◆ **Task instructions**:
Write every line out verbatim and omit the pictures.

◆ **Data shown**:
******
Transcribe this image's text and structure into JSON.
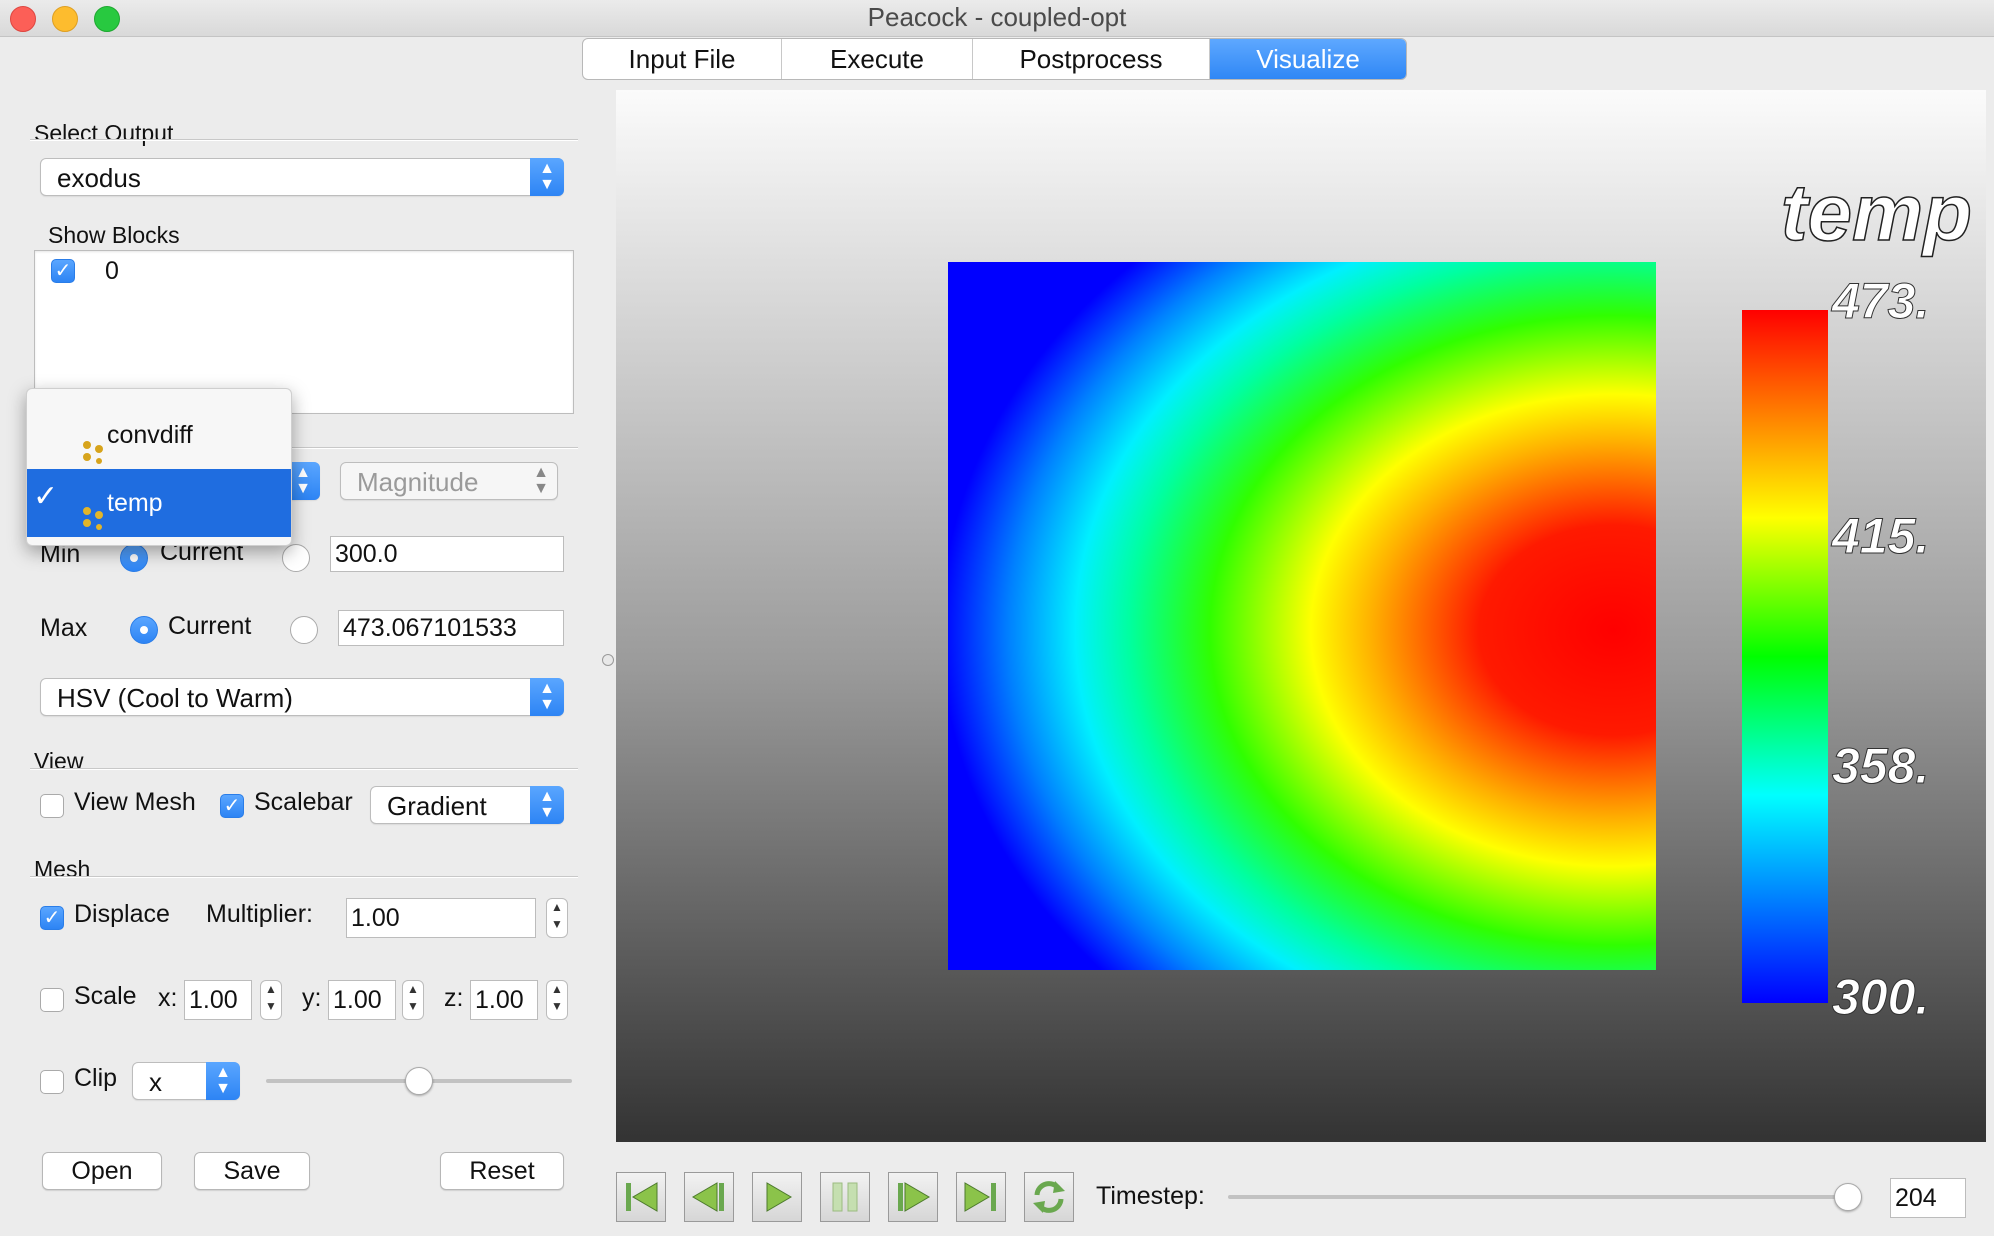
{
  "window": {
    "title": "Peacock - coupled-opt"
  },
  "tabs": [
    {
      "label": "Input File"
    },
    {
      "label": "Execute"
    },
    {
      "label": "Postprocess"
    },
    {
      "label": "Visualize",
      "active": true
    }
  ],
  "output": {
    "header": "Select Output",
    "value": "exodus"
  },
  "blocks": {
    "header": "Show Blocks",
    "items": [
      {
        "label": "0",
        "checked": true
      }
    ]
  },
  "variable": {
    "popup_items": [
      {
        "label": "convdiff",
        "selected": false
      },
      {
        "label": "temp",
        "selected": true
      }
    ],
    "component": "Magnitude"
  },
  "range": {
    "min_label": "Min",
    "min_current_label": "Current",
    "min_value": "300.0",
    "max_label": "Max",
    "max_current_label": "Current",
    "max_value": "473.067101533"
  },
  "colormap": {
    "value": "HSV (Cool to Warm)"
  },
  "view": {
    "header": "View",
    "view_mesh_label": "View Mesh",
    "view_mesh_checked": false,
    "scalebar_label": "Scalebar",
    "scalebar_checked": true,
    "background_value": "Gradient"
  },
  "mesh": {
    "header": "Mesh",
    "displace_label": "Displace",
    "displace_checked": true,
    "multiplier_label": "Multiplier:",
    "multiplier_value": "1.00",
    "scale_label": "Scale",
    "scale_checked": false,
    "x_label": "x:",
    "x_value": "1.00",
    "y_label": "y:",
    "y_value": "1.00",
    "z_label": "z:",
    "z_value": "1.00",
    "clip_label": "Clip",
    "clip_checked": false,
    "clip_axis": "x",
    "clip_slider_fraction": 0.5
  },
  "buttons": {
    "open": "Open",
    "save": "Save",
    "reset": "Reset"
  },
  "scalebar": {
    "title": "temp",
    "labels": [
      "473.",
      "415.",
      "358.",
      "300."
    ]
  },
  "playback": {
    "timestep_label": "Timestep:",
    "timestep_value": "204",
    "timestep_slider_fraction": 1.0,
    "icons": [
      "first-frame-icon",
      "step-back-icon",
      "play-icon",
      "pause-icon",
      "step-forward-icon",
      "last-frame-icon",
      "loop-icon"
    ]
  },
  "colors": {
    "accent": "#2f87f5",
    "selection": "#1f6de0",
    "close": "#fc5f57",
    "minimize": "#fdbc2e",
    "maximize": "#28c940"
  }
}
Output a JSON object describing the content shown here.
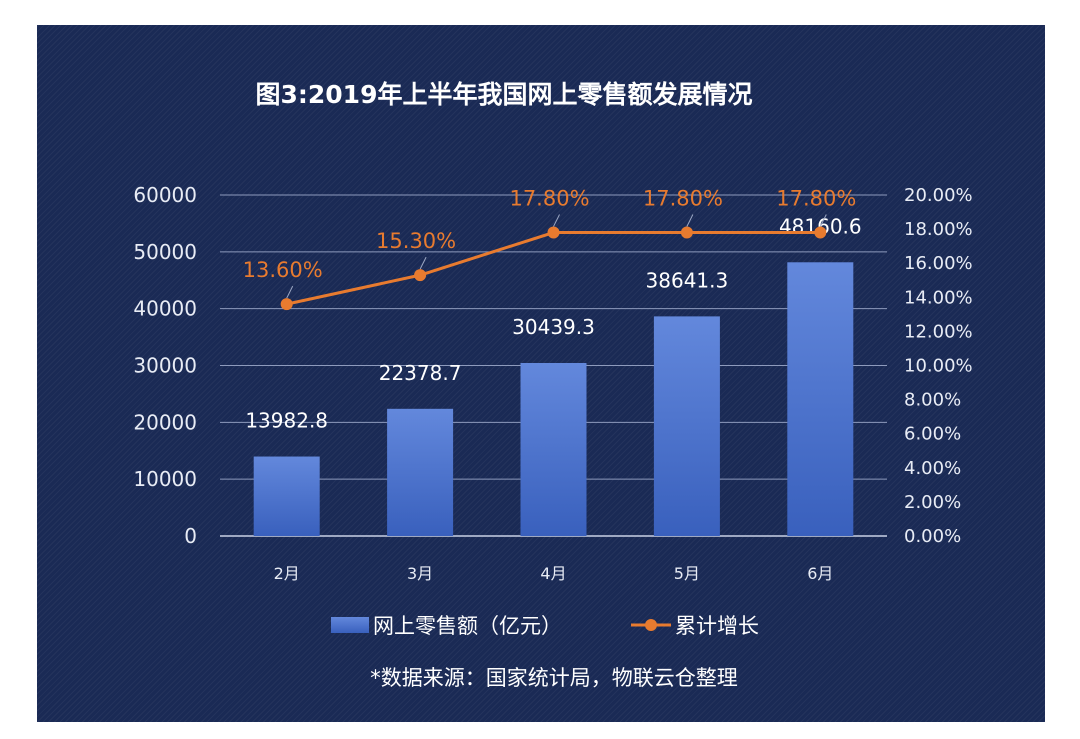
******
◆ **Written solution**:
Transcribe this image's text and structure into JSON.
{
  "window": {
    "title": "Peacock - coupled-opt"
  },
  "tabs": [
    {
      "label": "Input File"
    },
    {
      "label": "Execute"
    },
    {
      "label": "Postprocess"
    },
    {
      "label": "Visualize",
      "active": true
    }
  ],
  "output": {
    "header": "Select Output",
    "value": "exodus"
  },
  "blocks": {
    "header": "Show Blocks",
    "items": [
      {
        "label": "0",
        "checked": true
      }
    ]
  },
  "variable": {
    "popup_items": [
      {
        "label": "convdiff",
        "selected": false
      },
      {
        "label": "temp",
        "selected": true
      }
    ],
    "component": "Magnitude"
  },
  "range": {
    "min_label": "Min",
    "min_current_label": "Current",
    "min_value": "300.0",
    "max_label": "Max",
    "max_current_label": "Current",
    "max_value": "473.067101533"
  },
  "colormap": {
    "value": "HSV (Cool to Warm)"
  },
  "view": {
    "header": "View",
    "view_mesh_label": "View Mesh",
    "view_mesh_checked": false,
    "scalebar_label": "Scalebar",
    "scalebar_checked": true,
    "background_value": "Gradient"
  },
  "mesh": {
    "header": "Mesh",
    "displace_label": "Displace",
    "displace_checked": true,
    "multiplier_label": "Multiplier:",
    "multiplier_value": "1.00",
    "scale_label": "Scale",
    "scale_checked": false,
    "x_label": "x:",
    "x_value": "1.00",
    "y_label": "y:",
    "y_value": "1.00",
    "z_label": "z:",
    "z_value": "1.00",
    "clip_label": "Clip",
    "clip_checked": false,
    "clip_axis": "x",
    "clip_slider_fraction": 0.5
  },
  "buttons": {
    "open": "Open",
    "save": "Save",
    "reset": "Reset"
  },
  "scalebar": {
    "title": "temp",
    "labels": [
      "473.",
      "415.",
      "358.",
      "300."
    ]
  },
  "playback": {
    "timestep_label": "Timestep:",
    "timestep_value": "204",
    "timestep_slider_fraction": 1.0,
    "icons": [
      "first-frame-icon",
      "step-back-icon",
      "play-icon",
      "pause-icon",
      "step-forward-icon",
      "last-frame-icon",
      "loop-icon"
    ]
  },
  "colors": {
    "accent": "#2f87f5",
    "selection": "#1f6de0",
    "close": "#fc5f57",
    "minimize": "#fdbc2e",
    "maximize": "#28c940"
  }
}
Output a JSON object describing the content shown here.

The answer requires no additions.